--- OBJECTIVE ---
Where a line of the material contains the string "kochający", copy that line.

*** MATERIAL PROVIDED ***

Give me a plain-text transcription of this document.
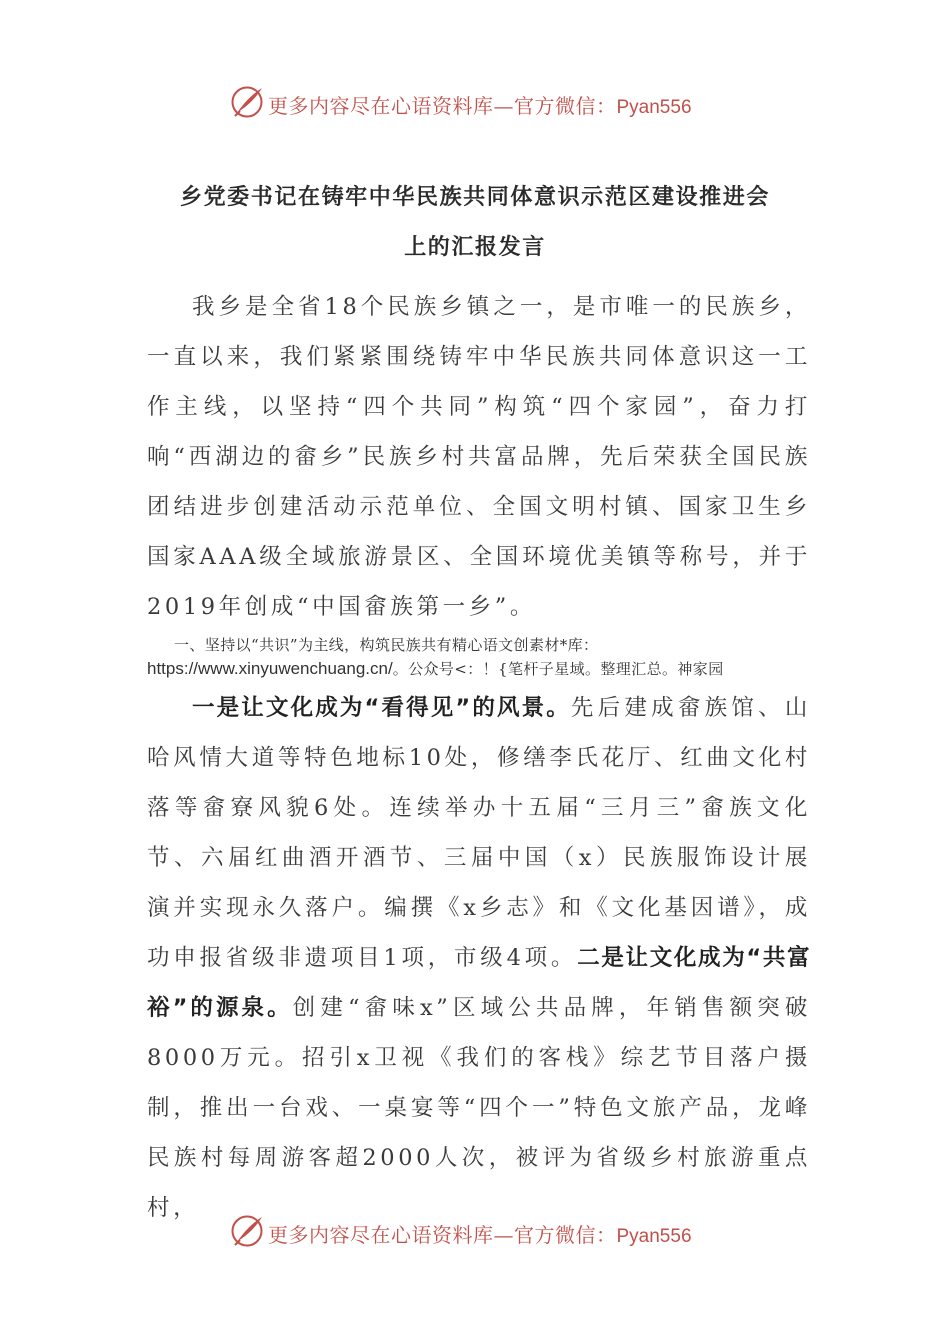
更多内容尽在心语资料库—官方微信：Pyan556
乡党委书记在铸牢中华民族共同体意识示范区建设推进会
上的汇报发言

我乡是全省18个民族乡镇之一，是市唯一的民族乡，一直以来，我们紧紧围绕铸牢中华民族共同体意识这一工作主线，以坚持“四个共同”构筑“四个家园”，奋力打响“西湖边的畲乡”民族乡村共富品牌，先后荣获全国民族团结进步创建活动示范单位、全国文明村镇、国家卫生乡国家AAA级全域旅游景区、全国环境优美镇等称号，并于2019年创成“中国畲族第一乡”。

一、坚持以“共识”为主线，构筑民族共有精心语文创素材*库：https://www.xinyuwenchuang.cn/。公众号<：！{笔杆子星域。整理汇总。神家园

一是让文化成为“看得见”的风景。先后建成畲族馆、山哈风情大道等特色地标10处，修缮李氏花厅、红曲文化村落等畲寮风貌6处。连续举办十五届“三月三”畲族文化节、六届红曲酒开酒节、三届中国（x）民族服饰设计展演并实现永久落户。编撰《x乡志》和《文化基因谱》，成功申报省级非遗项目1项，市级4项。二是让文化成为“共富裕”的源泉。创建“畲味x”区域公共品牌，年销售额突破8000万元。招引x卫视《我们的客栈》综艺节目落户摄制，推出一台戏、一桌宴等“四个一”特色文旅产品，龙峰民族村每周游客超2000人次，被评为省级乡村旅游重点村，

更多内容尽在心语资料库—官方微信：Pyan556
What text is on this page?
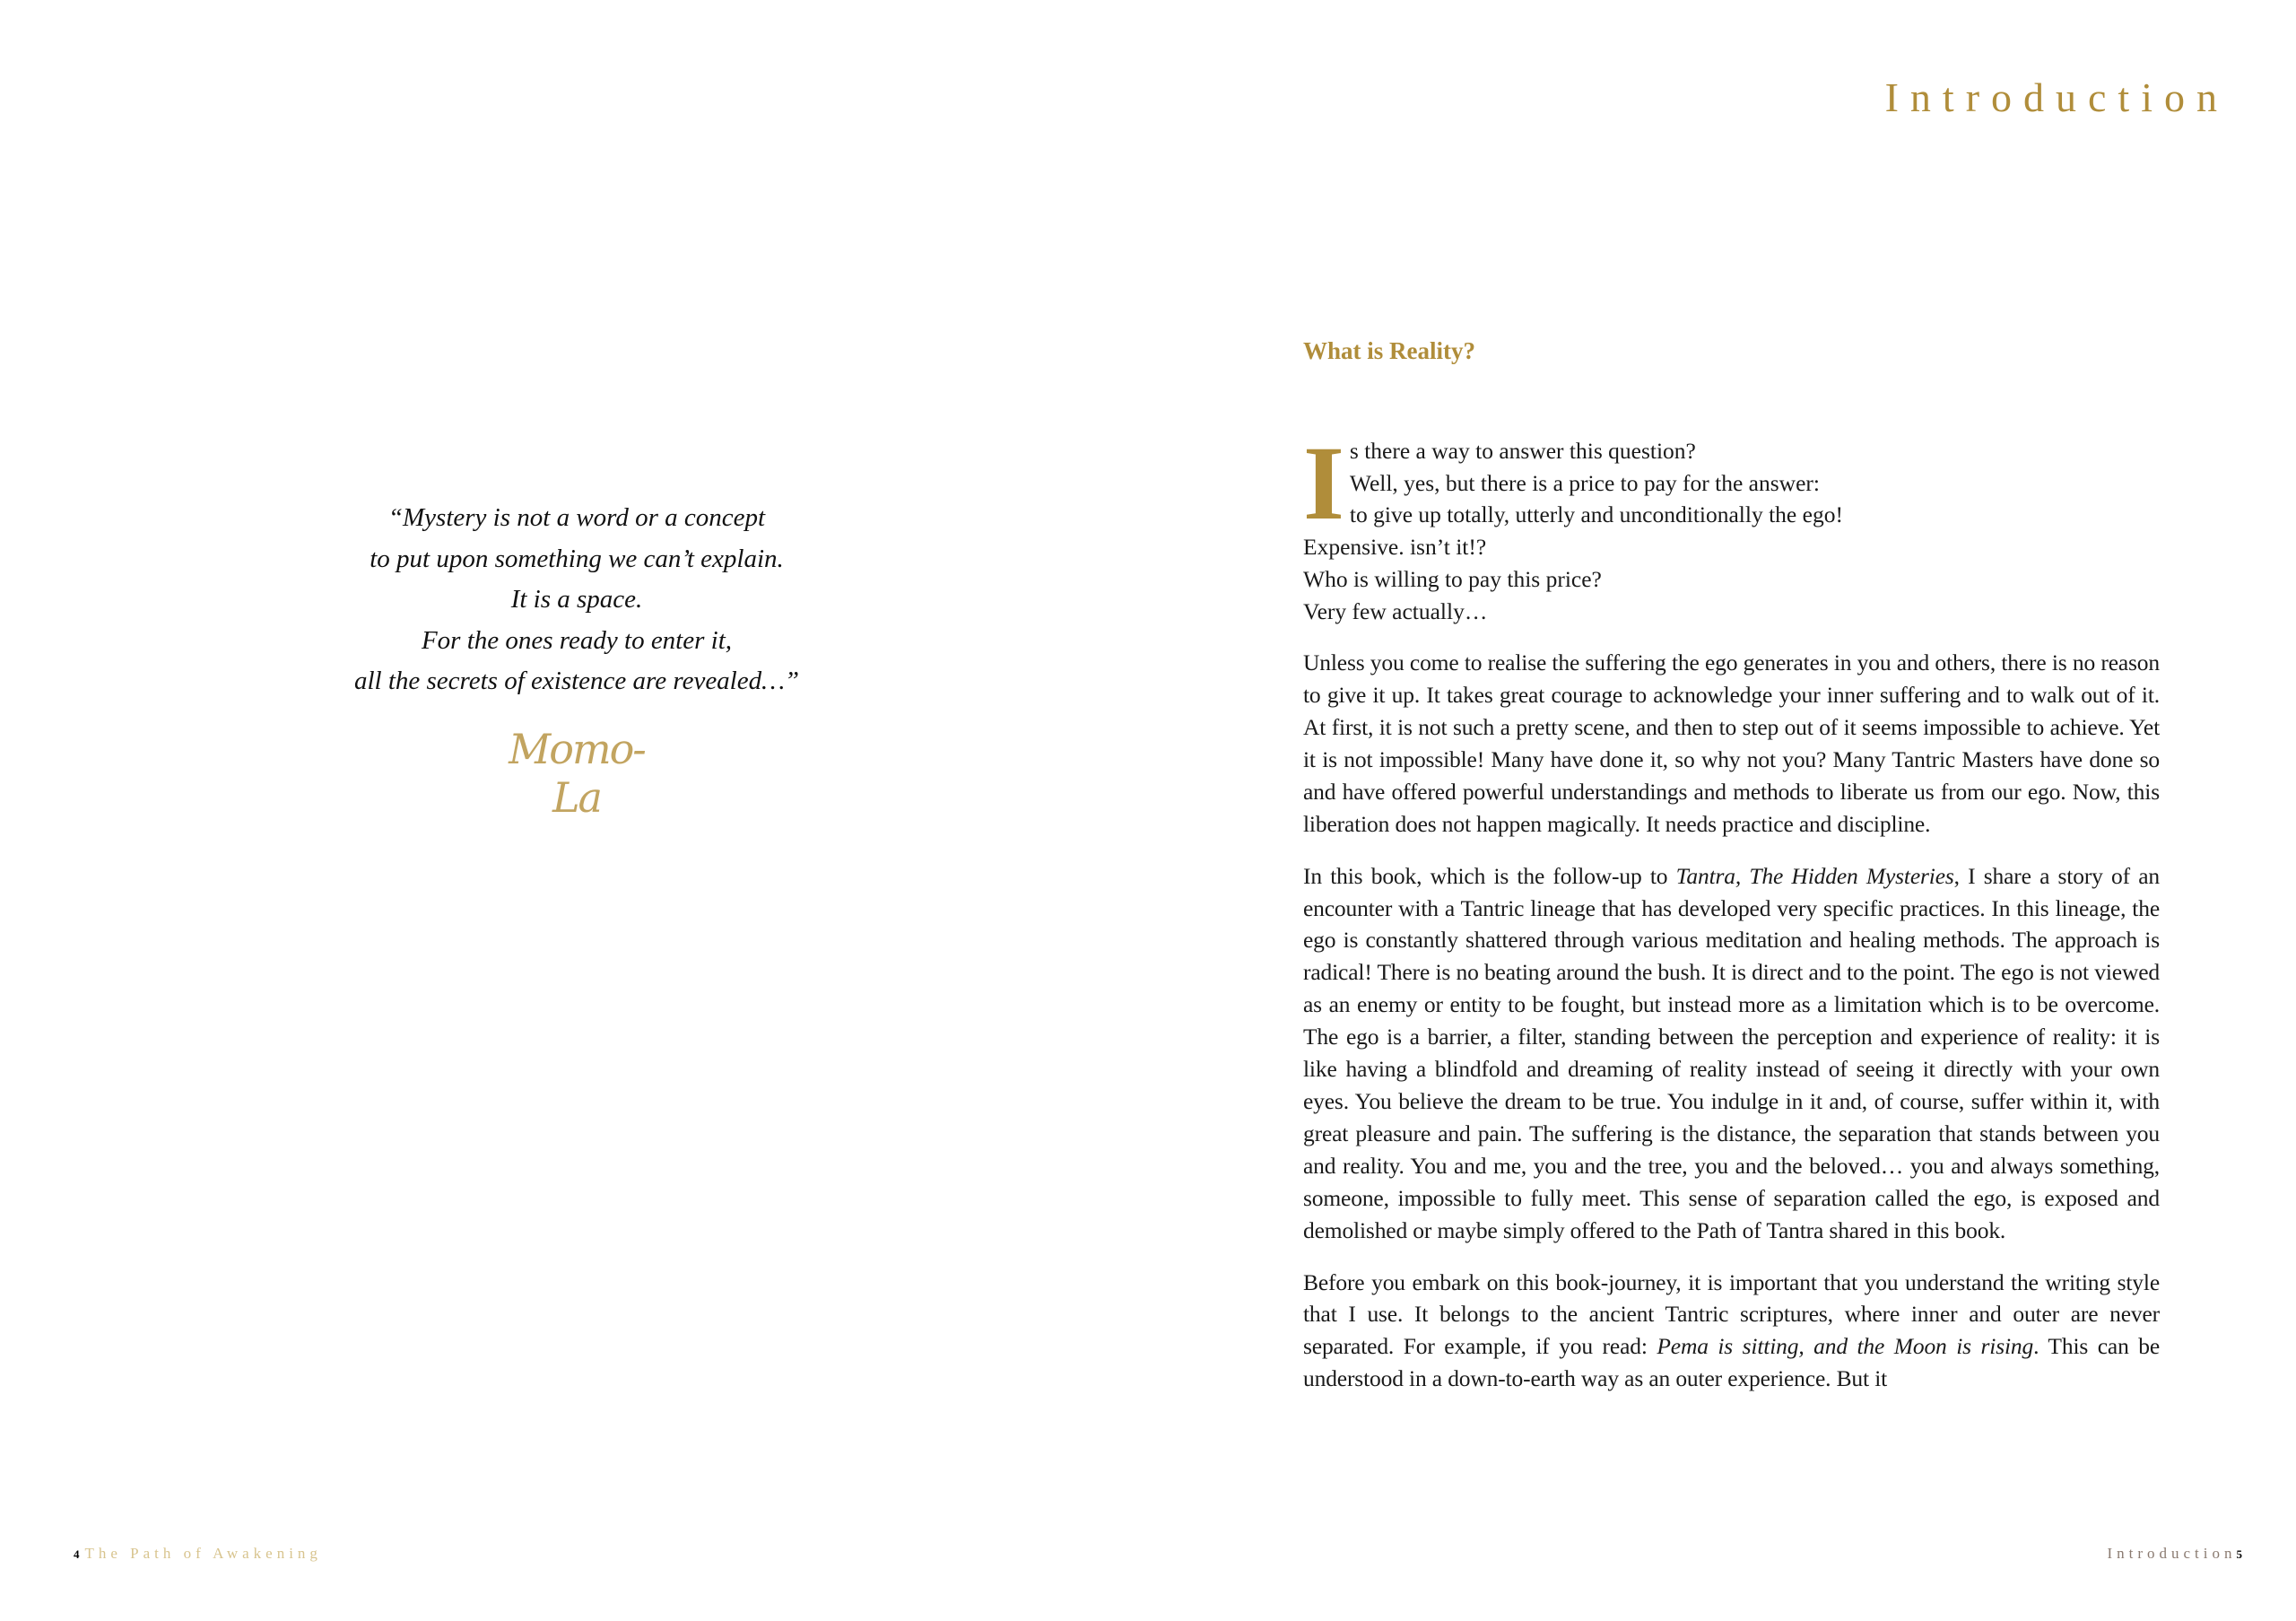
Introduction
“Mystery is not a word or a concept
to put upon something we can’t explain.
It is a space.
For the ones ready to enter it,
all the secrets of existence are revealed…”
Momo-La
What is Reality?
I s there a way to answer this question?
Well, yes, but there is a price to pay for the answer:
to give up totally, utterly and unconditionally the ego!
Expensive. isn’t it!?
Who is willing to pay this price?
Very few actually…

Unless you come to realise the suffering the ego generates in you and others, there is no reason to give it up. It takes great courage to acknowledge your inner suffering and to walk out of it. At first, it is not such a pretty scene, and then to step out of it seems impossible to achieve. Yet it is not impossible! Many have done it, so why not you? Many Tantric Masters have done so and have offered powerful understandings and methods to liberate us from our ego. Now, this liberation does not happen magically. It needs practice and discipline.

In this book, which is the follow-up to Tantra, The Hidden Mysteries, I share a story of an encounter with a Tantric lineage that has developed very specific practices. In this lineage, the ego is constantly shattered through various meditation and healing methods. The approach is radical! There is no beating around the bush. It is direct and to the point. The ego is not viewed as an enemy or entity to be fought, but instead more as a limitation which is to be overcome. The ego is a barrier, a filter, standing between the perception and experience of reality: it is like having a blindfold and dreaming of reality instead of seeing it directly with your own eyes. You believe the dream to be true. You indulge in it and, of course, suffer within it, with great pleasure and pain. The suffering is the distance, the separation that stands between you and reality. You and me, you and the tree, you and the beloved… you and always something, someone, impossible to fully meet. This sense of separation called the ego, is exposed and demolished or maybe simply offered to the Path of Tantra shared in this book.

Before you embark on this book-journey, it is important that you understand the writing style that I use. It belongs to the ancient Tantric scriptures, where inner and outer are never separated. For example, if you read: Pema is sitting, and the Moon is rising. This can be understood in a down-to-earth way as an outer experience. But it

4 The Path of Awakening	Introduction5
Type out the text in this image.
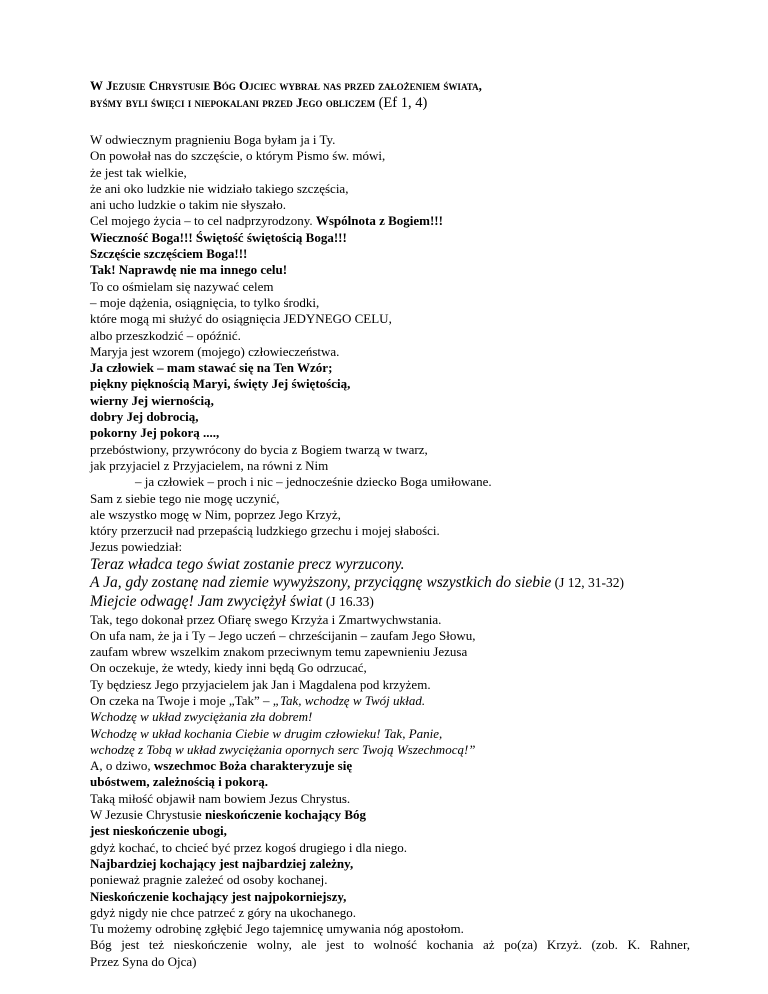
W Jezusie Chrystusie Bóg Ojciec wybrał nas przed założeniem świata,
byśmy byli święci i niepokalani przed Jego obliczem (Ef 1, 4)
W odwiecznym pragnieniu Boga byłam ja i Ty.
On powołał nas do szczęście, o którym Pismo św. mówi,
że jest tak wielkie,
że ani oko ludzkie nie widziało takiego szczęścia,
ani ucho ludzkie o takim nie słyszało.
Cel mojego życia – to cel nadprzyrodzony. Wspólnota z Bogiem!!!
Wieczność Boga!!! Świętość świętością Boga!!!
Szczęście szczęściem Boga!!!
Tak! Naprawdę nie ma innego celu!
To co ośmielam się nazywać celem
– moje dążenia, osiągnięcia, to tylko środki,
które mogą mi służyć do osiągnięcia JEDYNEGO CELU,
albo przeszkodzić – opóźnić.
Maryja jest wzorem (mojego) człowieczeństwa.
Ja człowiek – mam stawać się na Ten Wzór;
piękny pięknością Maryi, święty Jej świętością,
wierny Jej wiernością,
dobry Jej dobrocią,
pokorny Jej pokorą ....,
przebóstwiony, przywrócony do bycia z Bogiem twarzą w twarz,
jak przyjaciel z Przyjacielem, na równi z Nim
– ja człowiek – proch i nic – jednocześnie dziecko Boga umiłowane.
Sam z siebie tego nie mogę uczynić,
ale wszystko mogę w Nim, poprzez Jego Krzyż,
który przerzucił nad przepaścią ludzkiego grzechu i mojej słabości.
Jezus powiedział:
Teraz władca tego świat zostanie precz wyrzucony.
A Ja, gdy zostanę nad ziemie wywyższony, przyciągnę wszystkich do siebie (J 12, 31-32)
Miejcie odwagę! Jam zwyciężył świat (J 16.33)
Tak, tego dokonał przez Ofiarę swego Krzyża i Zmartwychwstania.
On ufa nam, że ja i Ty – Jego uczeń – chrześcijanin – zaufam Jego Słowu,
zaufam wbrew wszelkim znakom przeciwnym temu zapewnieniu Jezusa
On oczekuje, że wtedy, kiedy inni będą Go odrzucać,
Ty będziesz Jego przyjacielem jak Jan i Magdalena pod krzyżem.
On czeka na Twoje i moje „Tak” – „Tak, wchodzę w Twój układ.
Wchodzę w układ zwyciężania zła dobrem!
Wchodzę w układ kochania Ciebie w drugim człowieku! Tak, Panie,
wchodzę z Tobą w układ zwyciężania opornych serc Twoją Wszechmocą!”
A, o dziwo, wszechmoc Boża charakteryzuje się
ubóstwem, zależnością i pokorą.
Taką miłość objawił nam bowiem Jezus Chrystus.
W Jezusie Chrystusie nieskończenie kochający Bóg
jest nieskończenie ubogi,
gdyż kochać, to chcieć być przez kogoś drugiego i dla niego.
Najbardziej kochający jest najbardziej zależny,
ponieważ pragnie zależeć od osoby kochanej.
Nieskończenie kochający jest najpokorniejszy,
gdyż nigdy nie chce patrzeć z góry na ukochanego.
Tu możemy odrobinę zgłębić Jego tajemnicę umywania nóg apostołom.
Bóg jest też nieskończenie wolny, ale jest to wolność kochania aż po(za) Krzyż. (zob. K. Rahner,
Przez Syna do Ojca)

***

--- RIGHT ANSWER ---
W Jezusie Chrystusie nieskończenie kochający Bóg
Najbardziej kochający jest najbardziej zależny,
Nieskończenie kochający jest najpokorniejszy,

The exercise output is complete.